Data rows =
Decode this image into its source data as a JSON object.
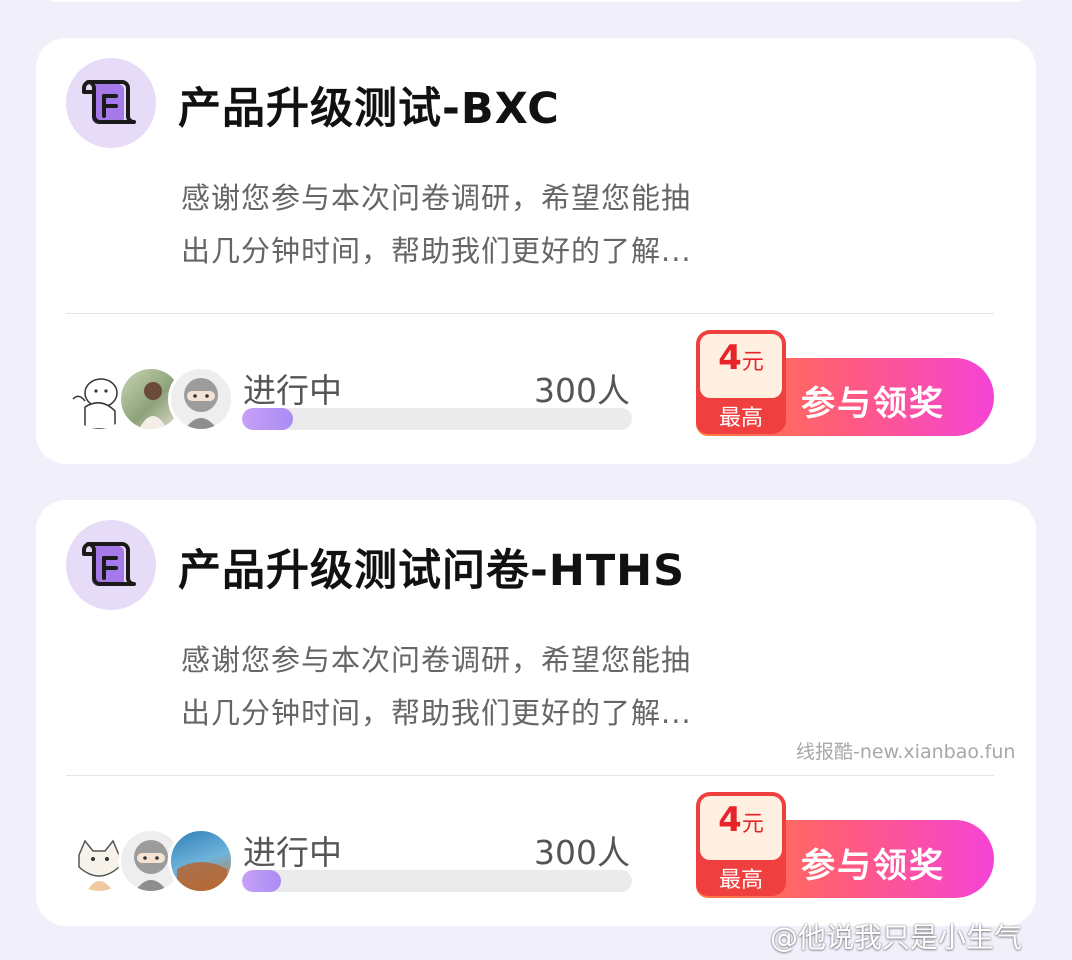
{
  "colors": {
    "page_background": "#f1eff9",
    "card_background": "#ffffff",
    "icon_circle": "#e6dcf8",
    "progress_fill": "#b894f6",
    "button_gradient_start": "#ff7c3a",
    "button_gradient_end": "#f544d6",
    "reward_red": "#ef3f3f"
  },
  "surveys": [
    {
      "icon": "scroll-document-icon",
      "title": "产品升级测试-BXC",
      "desc_line1": "感谢您参与本次问卷调研，希望您能抽",
      "desc_line2": "出几分钟时间，帮助我们更好的了解...",
      "avatars": [
        "cartoon-avatar",
        "photo-avatar",
        "ninja-avatar"
      ],
      "status": "进行中",
      "participants": "300人",
      "progress_fraction": 0.13,
      "reward_amount": "4",
      "reward_unit": "元",
      "reward_caption": "最高",
      "button_label": "参与领奖"
    },
    {
      "icon": "scroll-document-icon",
      "title": "产品升级测试问卷-HTHS",
      "desc_line1": "感谢您参与本次问卷调研，希望您能抽",
      "desc_line2": "出几分钟时间，帮助我们更好的了解...",
      "avatars": [
        "cat-avatar",
        "ninja-avatar",
        "photo-avatar"
      ],
      "status": "进行中",
      "participants": "300人",
      "progress_fraction": 0.1,
      "reward_amount": "4",
      "reward_unit": "元",
      "reward_caption": "最高",
      "button_label": "参与领奖"
    }
  ],
  "watermark": {
    "site": "线报酷-new.xianbao.fun",
    "weibo": "@他说我只是小生气"
  }
}
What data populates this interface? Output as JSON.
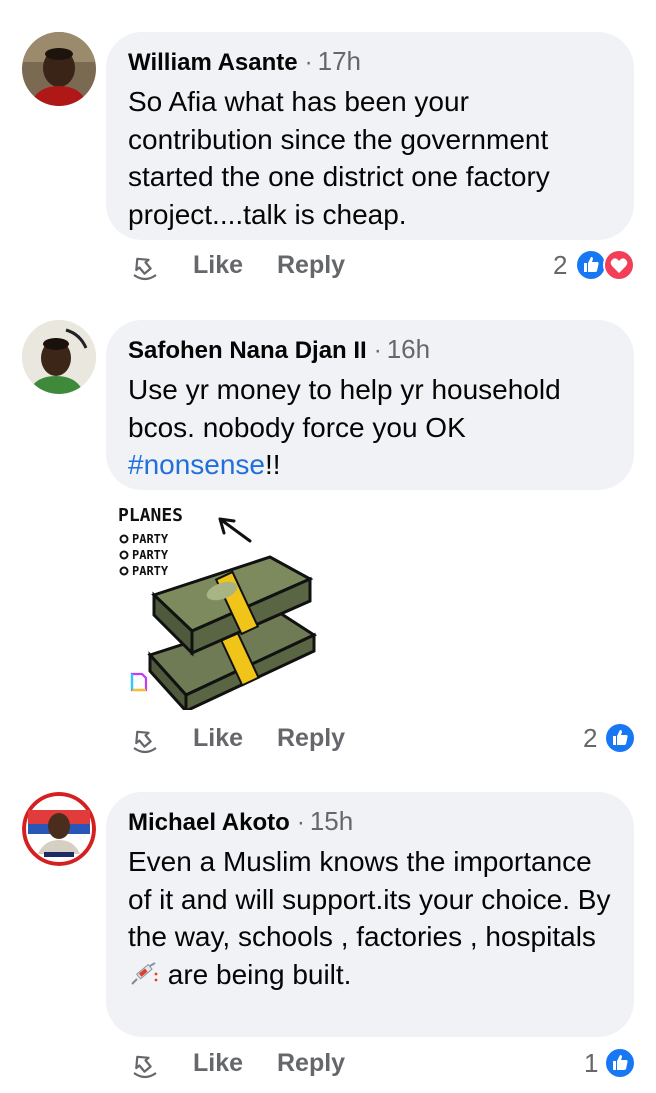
{
  "comments": [
    {
      "author": "William Asante",
      "separator": "·",
      "time": "17h",
      "text": "So Afia what has been your contribution since the government started the one district one factory project....talk is cheap.",
      "actions": {
        "like": "Like",
        "reply": "Reply"
      },
      "reactions": {
        "count": "2",
        "types": [
          "like-icon",
          "love-icon"
        ]
      }
    },
    {
      "author": "Safohen Nana Djan II",
      "separator": "·",
      "time": "16h",
      "text_parts": [
        "Use yr money to help yr household bcos. nobody force you OK ",
        "#nonsense",
        "!!"
      ],
      "sticker": {
        "title": "PLANES",
        "items": [
          "PARTY",
          "PARTY",
          "PARTY"
        ]
      },
      "actions": {
        "like": "Like",
        "reply": "Reply"
      },
      "reactions": {
        "count": "2",
        "types": [
          "like-icon"
        ]
      }
    },
    {
      "author": "Michael Akoto",
      "separator": "·",
      "time": "15h",
      "text_before_emoji": "Even a Muslim knows the importance of it and will support.its your choice. By the way, schools , factories , hospitals ",
      "text_after_emoji": " are being built.",
      "emoji": "syringe",
      "actions": {
        "like": "Like",
        "reply": "Reply"
      },
      "reactions": {
        "count": "1",
        "types": [
          "like-icon"
        ]
      }
    }
  ],
  "colors": {
    "bubble": "#f0f2f5",
    "secondary_text": "#65676b",
    "link": "#216fdb",
    "like_blue": "#1877f2",
    "love_red": "#f33e58"
  }
}
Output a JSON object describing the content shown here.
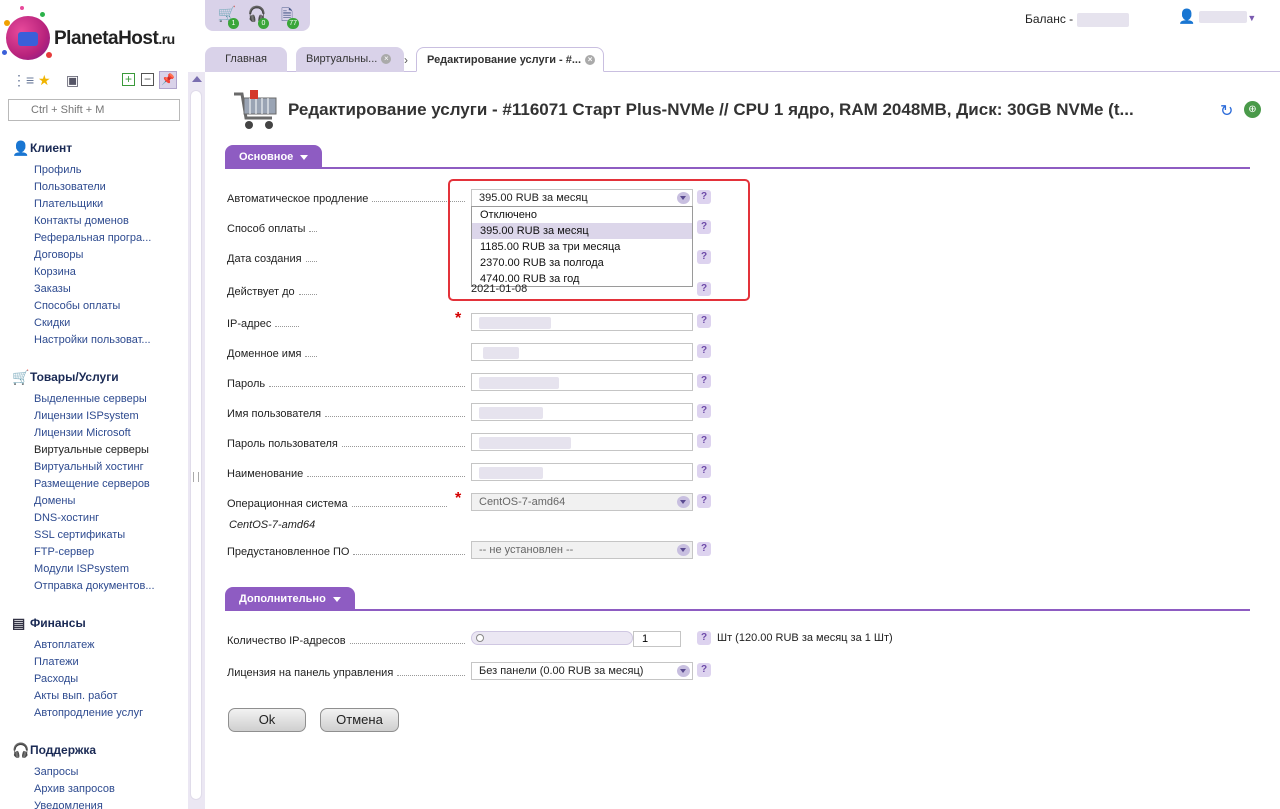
{
  "brand": {
    "name": "PlanetaHost",
    "tld": ".ru"
  },
  "toolbar": {
    "cart_count": "1",
    "support_count": "0",
    "docs_count": "77"
  },
  "header": {
    "balance_label": "Баланс -"
  },
  "search": {
    "placeholder": "Ctrl + Shift + M"
  },
  "nav": {
    "client": {
      "title": "Клиент",
      "items": [
        "Профиль",
        "Пользователи",
        "Плательщики",
        "Контакты доменов",
        "Реферальная програ...",
        "Договоры",
        "Корзина",
        "Заказы",
        "Способы оплаты",
        "Скидки",
        "Настройки пользоват..."
      ]
    },
    "goods": {
      "title": "Товары/Услуги",
      "items": [
        "Выделенные серверы",
        "Лицензии ISPsystem",
        "Лицензии Microsoft",
        "Виртуальные серверы",
        "Виртуальный хостинг",
        "Размещение серверов",
        "Домены",
        "DNS-хостинг",
        "SSL сертификаты",
        "FTP-сервер",
        "Модули ISPsystem",
        "Отправка документов..."
      ]
    },
    "finance": {
      "title": "Финансы",
      "items": [
        "Автоплатеж",
        "Платежи",
        "Расходы",
        "Акты вып. работ",
        "Автопродление услуг"
      ]
    },
    "support": {
      "title": "Поддержка",
      "items": [
        "Запросы",
        "Архив запросов",
        "Уведомления"
      ]
    }
  },
  "tabs": [
    {
      "label": "Главная"
    },
    {
      "label": "Виртуальны..."
    },
    {
      "label": "Редактирование услуги - #..."
    }
  ],
  "page": {
    "title": "Редактирование услуги - #116071 Старт Plus-NVMe // CPU 1 ядро, RAM 2048MB, Диск: 30GB NVMe (t..."
  },
  "sections": {
    "main": "Основное",
    "extra": "Дополнительно"
  },
  "form": {
    "autorenew": {
      "label": "Автоматическое продление",
      "value": "395.00 RUB за месяц",
      "options": [
        "Отключено",
        "395.00 RUB за месяц",
        "1185.00 RUB за три месяца",
        "2370.00 RUB за полгода",
        "4740.00 RUB за год"
      ]
    },
    "payment_method": {
      "label": "Способ оплаты"
    },
    "created": {
      "label": "Дата создания"
    },
    "valid_until": {
      "label": "Действует до",
      "value": "2021-01-08"
    },
    "ip": {
      "label": "IP-адрес"
    },
    "domain": {
      "label": "Доменное имя"
    },
    "password": {
      "label": "Пароль"
    },
    "username": {
      "label": "Имя пользователя"
    },
    "user_password": {
      "label": "Пароль пользователя"
    },
    "name": {
      "label": "Наименование"
    },
    "os": {
      "label": "Операционная система",
      "value": "CentOS-7-amd64",
      "note": "CentOS-7-amd64"
    },
    "preinstalled": {
      "label": "Предустановленное ПО",
      "value": "-- не установлен --"
    },
    "ip_count": {
      "label": "Количество IP-адресов",
      "value": "1",
      "unit": "Шт (120.00 RUB за месяц за 1 Шт)",
      "slider_fraction": 0.0
    },
    "license": {
      "label": "Лицензия на панель управления",
      "value": "Без панели (0.00 RUB за месяц)"
    }
  },
  "buttons": {
    "ok": "Ok",
    "cancel": "Отмена"
  },
  "help_glyph": "?",
  "colors": {
    "accent": "#8e5cc2",
    "highlight": "#e3323a",
    "link": "#2d4a8f"
  }
}
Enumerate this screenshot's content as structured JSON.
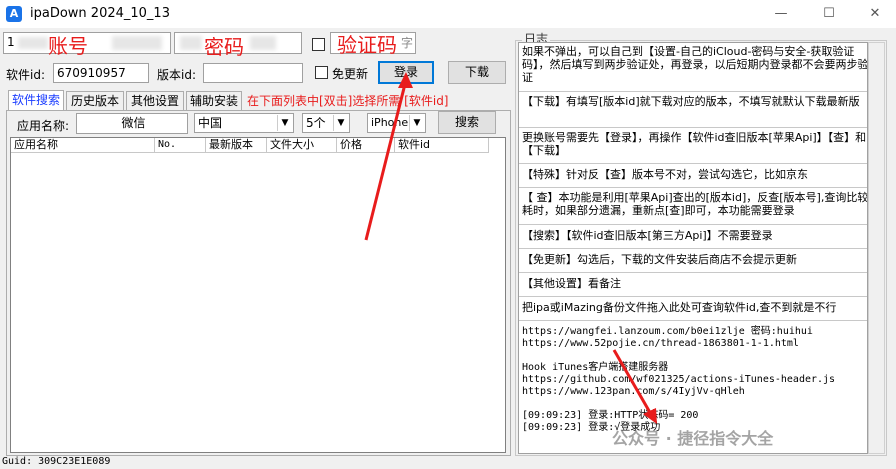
{
  "window": {
    "title": "ipaDown 2024_10_13",
    "controls": {
      "minimize": "—",
      "maximize": "☐",
      "close": "✕"
    }
  },
  "login": {
    "account_prefix": "1",
    "account_label": "账号",
    "password_label": "密码",
    "verify_label": "验证码",
    "verify_field_text": "字"
  },
  "row2": {
    "appid_label": "软件id:",
    "appid_value": "670910957",
    "version_label": "版本id:",
    "version_value": "",
    "no_update_label": "免更新",
    "login_button": "登录",
    "download_button": "下载"
  },
  "tabs": [
    "软件搜索",
    "历史版本",
    "其他设置",
    "辅助安装"
  ],
  "hint": "在下面列表中[双击]选择所需 [软件id]",
  "search": {
    "app_name_label": "应用名称:",
    "app_name_value": "微信",
    "country_value": "中国",
    "count_value": "5个",
    "device_value": "iPhone",
    "search_button": "搜索"
  },
  "table": {
    "columns": [
      "应用名称",
      "No.",
      "最新版本",
      "文件大小",
      "价格",
      "软件id"
    ]
  },
  "log": {
    "title": "日志",
    "entries": [
      "  如果不弹出，可以自己到【设置-自己的iCloud-密码与安全-获取验证码】，然后填写到两步验证处，再登录，以后短期内登录都不会要两步验证",
      "【下载】有填写[版本id]就下载对应的版本，不填写就默认下载最新版",
      "更换账号需要先【登录】，再操作【软件id查旧版本[苹果Api]】【查】和【下载】",
      "【特殊】针对反【查】版本号不对，尝试勾选它，比如京东",
      "【 查】本功能是利用[苹果Api]查出的[版本id]，反查[版本号],查询比较耗时，如果部分遗漏，重新点[查]即可，本功能需要登录",
      "【搜索】【软件id查旧版本[第三方Api]】不需要登录",
      "【免更新】勾选后，下载的文件安装后商店不会提示更新",
      "【其他设置】看备注",
      "把ipa或iMazing备份文件拖入此处可查询软件id,查不到就是不行"
    ],
    "links": [
      "https://wangfei.lanzoum.com/b0ei1zlje 密码:huihui",
      "https://www.52pojie.cn/thread-1863801-1-1.html",
      "",
      "Hook iTunes客户端搭建服务器",
      "https://github.com/wf021325/actions-iTunes-header.js",
      "https://www.123pan.com/s/4IyjVv-qHleh",
      "",
      "[09:09:23] 登录:HTTP状态码= 200",
      "[09:09:23] 登录:√登录成功"
    ]
  },
  "watermark": "公众号 · 捷径指令大全",
  "status": "Guid: 309C23E1E089"
}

Your task = Work out the number of lines above that include the string "серверы" and write only that number.

Answer in full = 2